Texte fourni:
La HM4 est décidément un objet horloger non identifié plein de paradoxes! C'est par exemple la Horological Machine au boîtier le plus original mais c'est en même temps, la seule qui affiche le temps de façon traditionnelle. Inspirée par les avions du milieu du siècle dernier, elle semble plus contemporaine que n'importe quelle montre. A la base évoluant dans une ambiance militaire, elle a su ne pas se prendre trop au sérieux jusqu'à se retrouver pilotée par un panda ou affublée de pin-ups sur la carlingue. Son histoire ne pouvait donc s'achever que sur un dernier clin d'oeil. Afin de rendre cette édition finale de 8 pièces la plus spectaculaire possible, Max Büsser et son équipe sont allés rechercher les codes d'un avion... furtif. C'est bien évidemment l'effet inverse de celui de la vocation première de l'engin volant qui est recherché car contrairement à un F-117 Nighthawk ou à un B-2 Spirit, la HM4 Final Edition n'a nullement l'objectif de disparaître non pas sous la couche des nuages mais sous la manche de la chemise.
J'ai déjà présenté en détails différentes versions de la HM4 comme la Thunderbolt en 2010, les Razzle Dazzle et Double Trouble en 2011 et la Thunderbolt RT en 2012. Je ne vais donc pas revenir sur les caractéristiques techniques de la HM4. En revanche, il est bon de rappeler que le point commun entre toutes les Horological Machine est leur capacité de transformation et cette HM4 Final Edition en est une nouvelle preuve.
A bien y regarder, quelques regards font la différence, toute la différence.
Le matériau et la couleur du boîtier d'abord: le traitement en PVD noir du boîtier en titane est spectaculaire car subtil et lumineux. Eh oui! La HM4 Final Edition est une montre lumineuse malgré son côté obscur. Grâce à cette couleur, ni gris anthracite, ni noir profond, le boîtier se pare de multiples reflets provoquées par la complexité de ses formes, ses nombreuses parties vitrées et par les alternances de types de finition. Rien de pire qu'une montre immense monocolore et monosaveur qui ressemblerait à un gros bloc sur le poignet. La HM4 est tout le contraire: imposante certes mais remplie de détails, de décrochages, de formes différentes et de dégradés de sa couleur dominante qui la rendent passionnante à observer sous toutes les coutures.
Le changement esthétique ensuite: il n'est finalement pas si significatif que cela si on raisonne en pourcentage de la surface concernée. Mais voilà: en transformant la forme des deux cadrans devenant des panneaux angulaires carrés, l'équipe de MB&F a métamorphosé la HM4.
Cette combinaison de couleurs sombres et d'angles droits et vifs donne une nouvelle dimension à la HM4: d'avion militaire, elle devient engin volant guerrier et menaçant. J'aurais ainsi beaucoup de mal à retrouver le Panda sur cette Final Edition: sa présence serait alors totalement hors de propos! C'est dire à quel point l'esprit de la HM4 n'est plus le même. J'ai presque envie de dire que c'est un Max Büsser adulte qui est derrière cette montre alors que c'était plus l'enfant qui se cachait derrière la Thunderbolt initiale.

Consigne écrite 1:
Répondez à ces questions sur la HM4 Final Edition d'après le texte fourni, une réponse par ligne, avec les mêmes lettres :
(a) Combien de pièces compte cette édition finale ?
(b) En quel matériau est fait le boîtier, et quel traitement a-t-il reçu ?
(c) Quelle nouvelle forme ont prise les deux cadrans ?
Consigne écrite 2:
D'après le texte fourni, pourquoi le boîtier noir de la HM4 Final Edition donne-t-il une montre lumineuse ? Répondez en une à trois phrases.
Consigne écrite 3:
Poursuivez le texte sur la HM4 Final Edition à partir de sa dernière phrase.

Extrait des données:
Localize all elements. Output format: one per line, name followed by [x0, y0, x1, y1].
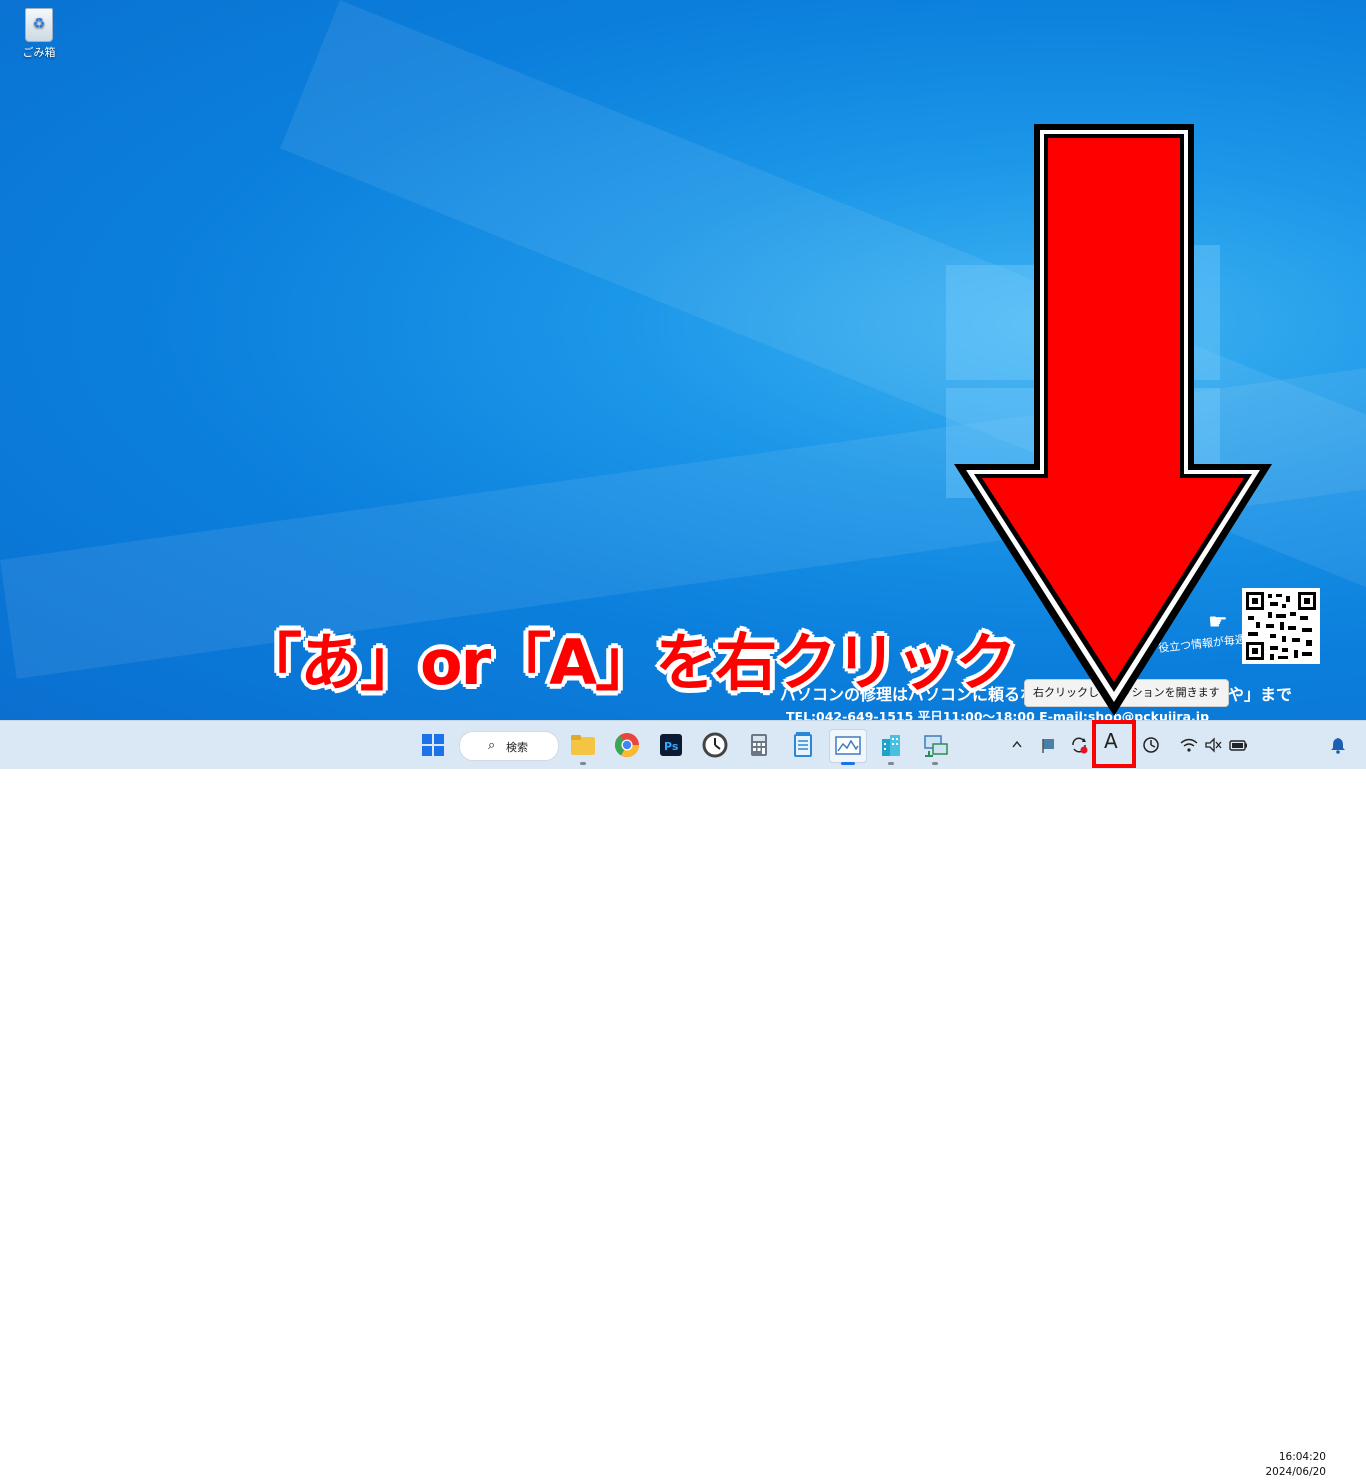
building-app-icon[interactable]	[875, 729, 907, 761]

Réponse attendue 1:
(a) 8 pièces.
(b) En titane, avec un traitement en PVD noir.
(c) Celle de panneaux angulaires carrés.

Réponse attendue 2:
Sa couleur n'est ni gris anthracite ni noir profond. Le boîtier prend donc de multiples reflets, dus à la complexité de ses formes, à ses nombreuses parties vitrées et à l'alternance des types de finition.

Réponse attendue 3:
Je dois avouer qu'elle ne me fait pas uniquement penser à un avion furtif. Avec ces deux carrés aux extrémités des cônes, elle m'évoque aussi les premiers appareils photos, de véritables chambres noires.
Le noir a d'autres vertus: il met d'abord en valeur les éléments qui conservent leurs couleurs d'origine comme le mouvement dont les détails se détachent de façon spectaculaire, particulièrement lorsque la HM4 Final Edition est retournée. Il réduit ensuite la perception de la taille ce qui dans le contexte particulier de cette Horological Machine n'est pas un mauvais point.
La HM4 Final Edition conserve tous les atouts de ses devancières à savoir un excellent maintien au poignet grâce à la boucle déployante qui est un vrai bonheur à manipuler, un mouvement agréable à utiliser au quotidien grâce à ses deux couronnes et à ses 3 jours de réserve de marche, une lecture de l'heure aisée malgré la taille du cadran et l'étrangeté de ses formes qui provoque de fortes émotions. En revanche, comme toujours, les amateurs de discrétion l'oublieront sur le champ car sa hauteur et son gabarit empêchent tout passage sous la chemise. Et comme la HM4 se remarque instantanément, aucune fuite n'est possible!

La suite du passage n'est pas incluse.